Stated goal:
Make an exact copy of the lines, leaving the pictures out.

Collected data entries:
########################################

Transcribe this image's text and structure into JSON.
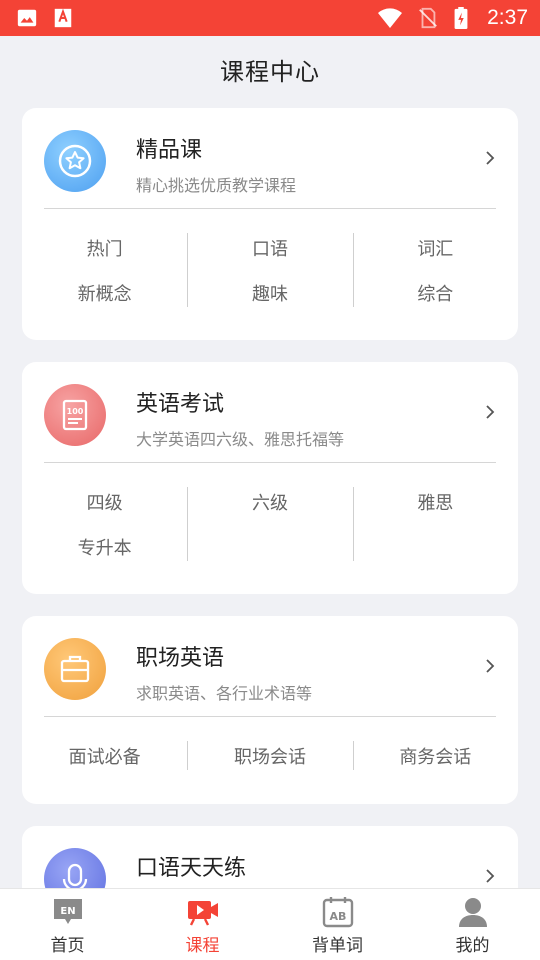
{
  "status_bar": {
    "time": "2:37",
    "icons": [
      "image-icon",
      "pdf-app-icon",
      "wifi-icon",
      "no-sim-icon",
      "battery-charging-icon"
    ]
  },
  "header": {
    "title": "课程中心"
  },
  "cards": [
    {
      "title": "精品课",
      "subtitle": "精心挑选优质教学课程",
      "icon": "star-badge-icon",
      "tags": [
        [
          "热门",
          "新概念"
        ],
        [
          "口语",
          "趣味"
        ],
        [
          "词汇",
          "综合"
        ]
      ]
    },
    {
      "title": "英语考试",
      "subtitle": "大学英语四六级、雅思托福等",
      "icon": "exam-100-icon",
      "tags": [
        [
          "四级",
          "专升本"
        ],
        [
          "六级"
        ],
        [
          "雅思"
        ]
      ]
    },
    {
      "title": "职场英语",
      "subtitle": "求职英语、各行业术语等",
      "icon": "briefcase-icon",
      "tags": [
        [
          "面试必备"
        ],
        [
          "职场会话"
        ],
        [
          "商务会话"
        ]
      ]
    },
    {
      "title": "口语天天练",
      "subtitle": "",
      "icon": "microphone-icon",
      "tags": []
    }
  ],
  "bottom_nav": [
    {
      "label": "首页",
      "icon": "en-home-icon",
      "active": false
    },
    {
      "label": "课程",
      "icon": "video-course-icon",
      "active": true
    },
    {
      "label": "背单词",
      "icon": "ab-calendar-icon",
      "active": false
    },
    {
      "label": "我的",
      "icon": "user-icon",
      "active": false
    }
  ],
  "colors": {
    "accent": "#f44336",
    "background": "#f0f1f5",
    "icon_blue": "#5aa9f0",
    "icon_red": "#ee7a7a",
    "icon_orange": "#f3aa4a",
    "icon_purple": "#6f7fe6"
  }
}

########################################

Exercise answer:
Transcribe this image's text and structure into JSON.
{
  "status_bar": {
    "time": "2:37",
    "icons": [
      "image-icon",
      "pdf-app-icon",
      "wifi-icon",
      "no-sim-icon",
      "battery-charging-icon"
    ]
  },
  "header": {
    "title": "课程中心"
  },
  "cards": [
    {
      "title": "精品课",
      "subtitle": "精心挑选优质教学课程",
      "icon": "star-badge-icon",
      "tags": [
        [
          "热门",
          "新概念"
        ],
        [
          "口语",
          "趣味"
        ],
        [
          "词汇",
          "综合"
        ]
      ]
    },
    {
      "title": "英语考试",
      "subtitle": "大学英语四六级、雅思托福等",
      "icon": "exam-100-icon",
      "tags": [
        [
          "四级",
          "专升本"
        ],
        [
          "六级"
        ],
        [
          "雅思"
        ]
      ]
    },
    {
      "title": "职场英语",
      "subtitle": "求职英语、各行业术语等",
      "icon": "briefcase-icon",
      "tags": [
        [
          "面试必备"
        ],
        [
          "职场会话"
        ],
        [
          "商务会话"
        ]
      ]
    },
    {
      "title": "口语天天练",
      "subtitle": "",
      "icon": "microphone-icon",
      "tags": []
    }
  ],
  "bottom_nav": [
    {
      "label": "首页",
      "icon": "en-home-icon",
      "active": false
    },
    {
      "label": "课程",
      "icon": "video-course-icon",
      "active": true
    },
    {
      "label": "背单词",
      "icon": "ab-calendar-icon",
      "active": false
    },
    {
      "label": "我的",
      "icon": "user-icon",
      "active": false
    }
  ],
  "colors": {
    "accent": "#f44336",
    "background": "#f0f1f5",
    "icon_blue": "#5aa9f0",
    "icon_red": "#ee7a7a",
    "icon_orange": "#f3aa4a",
    "icon_purple": "#6f7fe6"
  }
}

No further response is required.